(Records from a data collection)
┌──

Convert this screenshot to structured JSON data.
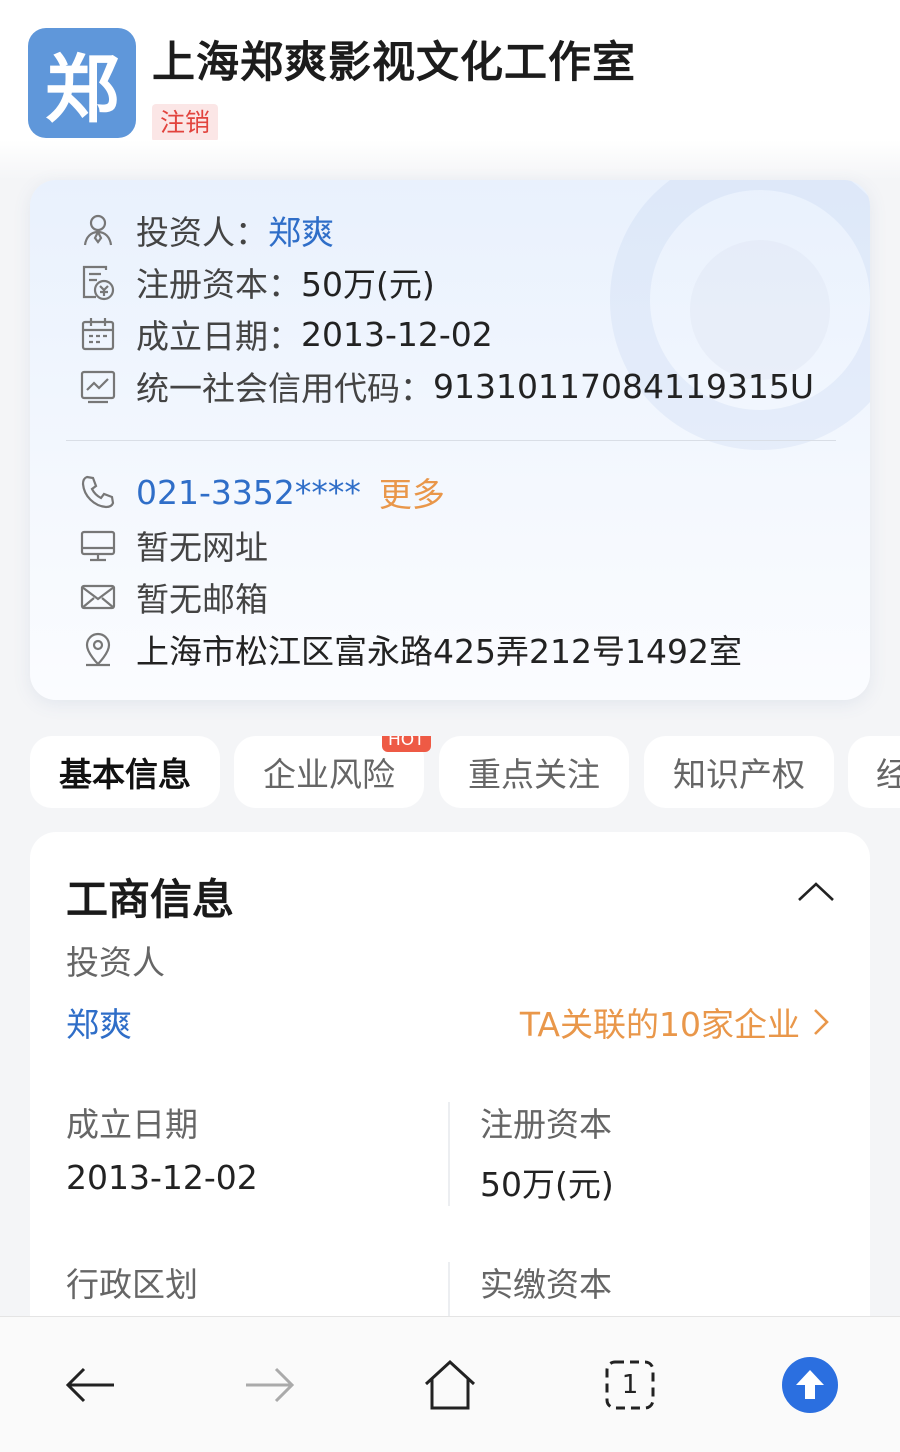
{
  "header": {
    "logo_char": "郑",
    "company_name": "上海郑爽影视文化工作室",
    "status": "注销"
  },
  "info_card": {
    "investor_label": "投资人：",
    "investor_value": "郑爽",
    "capital_label": "注册资本：",
    "capital_value": "50万(元)",
    "founded_label": "成立日期：",
    "founded_value": "2013-12-02",
    "credit_code_label": "统一社会信用代码：",
    "credit_code_value": "91310117084119315U",
    "phone": "021-3352****",
    "phone_more": "更多",
    "website": "暂无网址",
    "email": "暂无邮箱",
    "address": "上海市松江区富永路425弄212号1492室"
  },
  "tabs": [
    {
      "label": "基本信息"
    },
    {
      "label": "企业风险"
    },
    {
      "label": "重点关注"
    },
    {
      "label": "知识产权"
    },
    {
      "label": "经"
    }
  ],
  "hot_badge": "HOT",
  "business": {
    "title": "工商信息",
    "investor_label": "投资人",
    "investor_value": "郑爽",
    "related_link": "TA关联的10家企业",
    "founded_label": "成立日期",
    "founded_value": "2013-12-02",
    "capital_label": "注册资本",
    "capital_value": "50万(元)",
    "region_label": "行政区划",
    "paid_capital_label": "实缴资本"
  },
  "bottom_bar": {
    "tab_count": "1",
    "icons": [
      "back-arrow-icon",
      "forward-arrow-icon",
      "home-icon",
      "tabs-icon",
      "scroll-top-icon"
    ],
    "accent_color": "#2b6fe0"
  }
}
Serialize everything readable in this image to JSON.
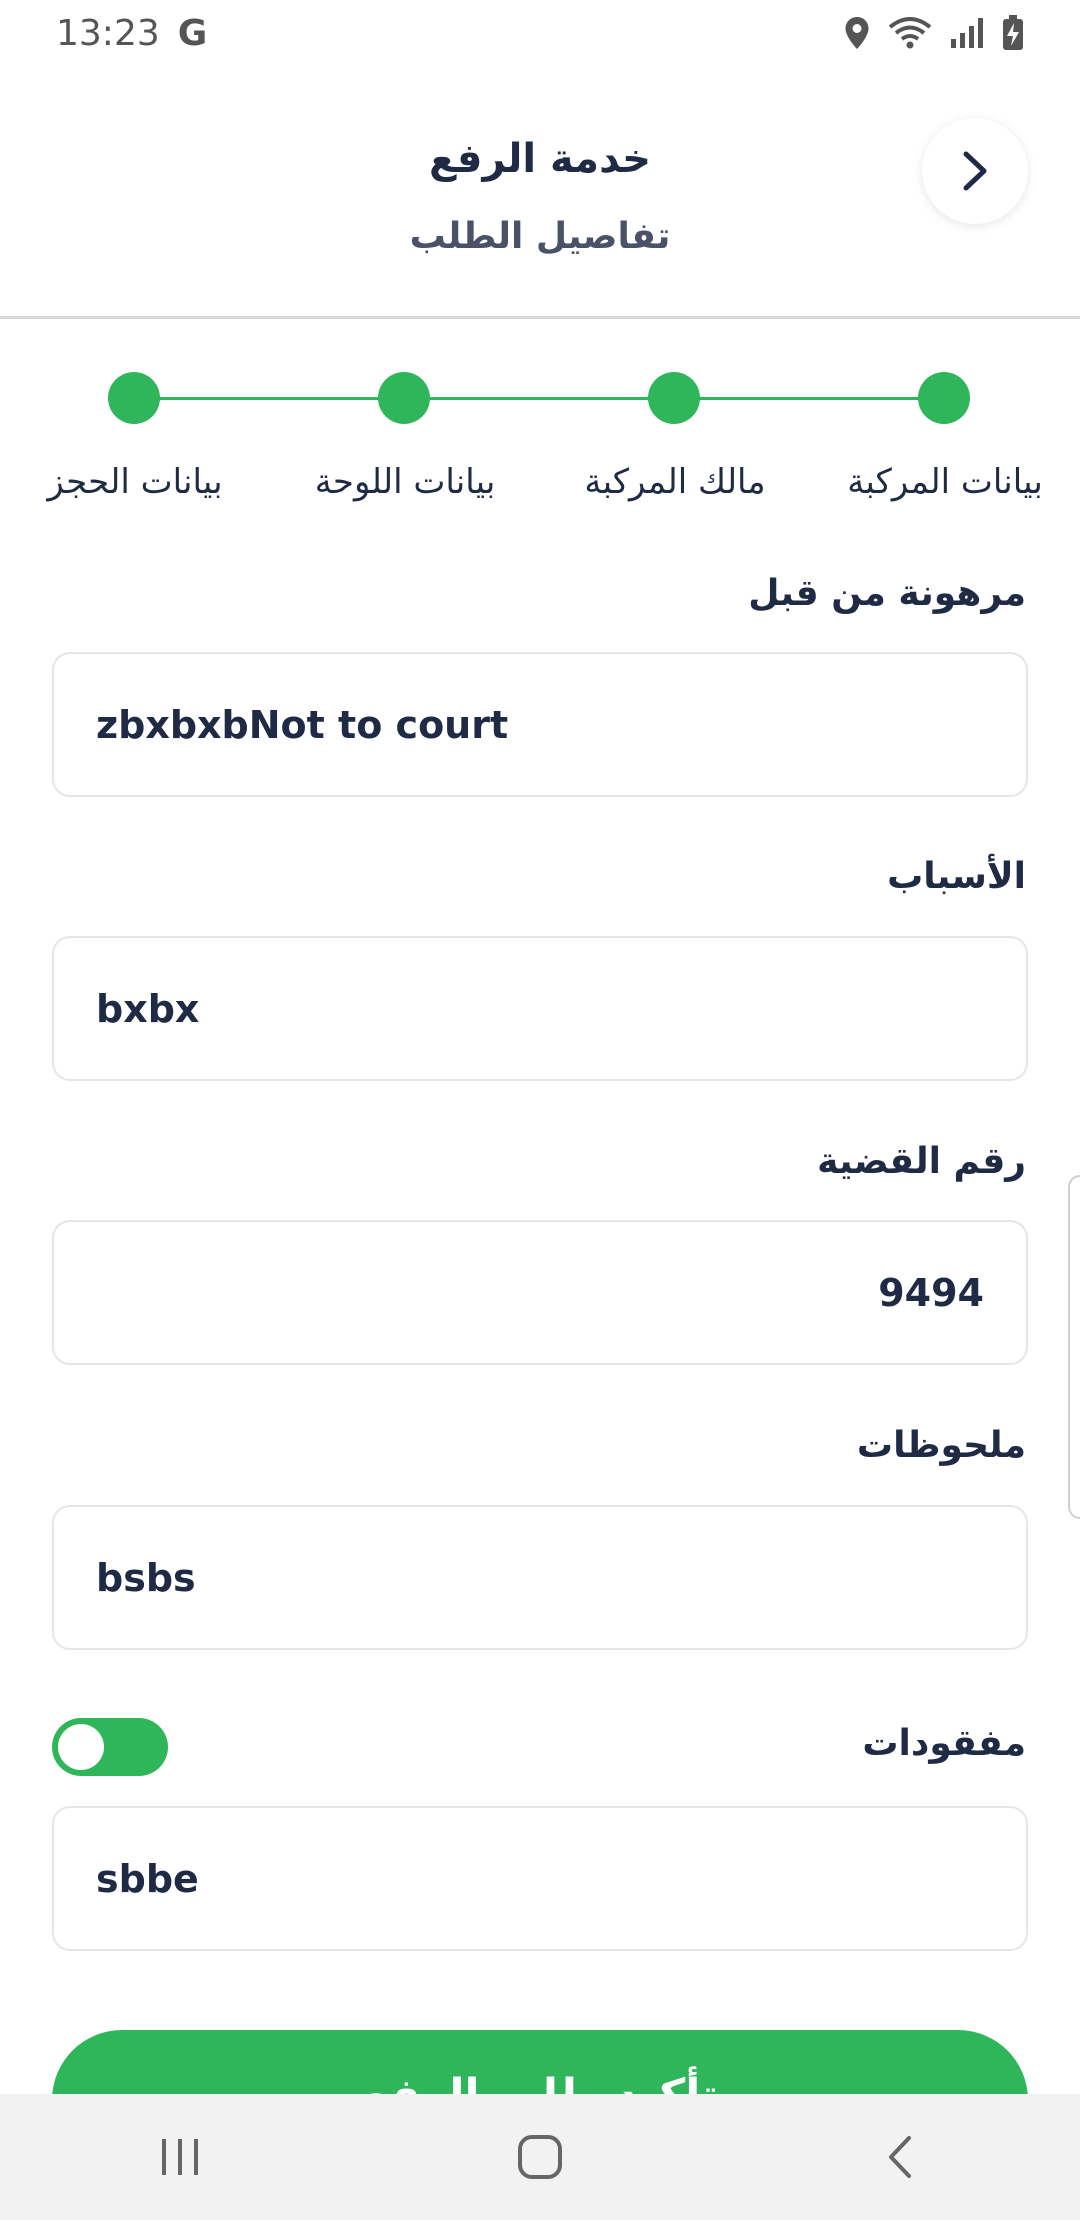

└──

◆ Task instructions
Return each line among the entries that holds the word "JSON".

◆ Solution for this problem
Convert this screenshot to structured JSON data.
Serialize everything readable in this image to JSON.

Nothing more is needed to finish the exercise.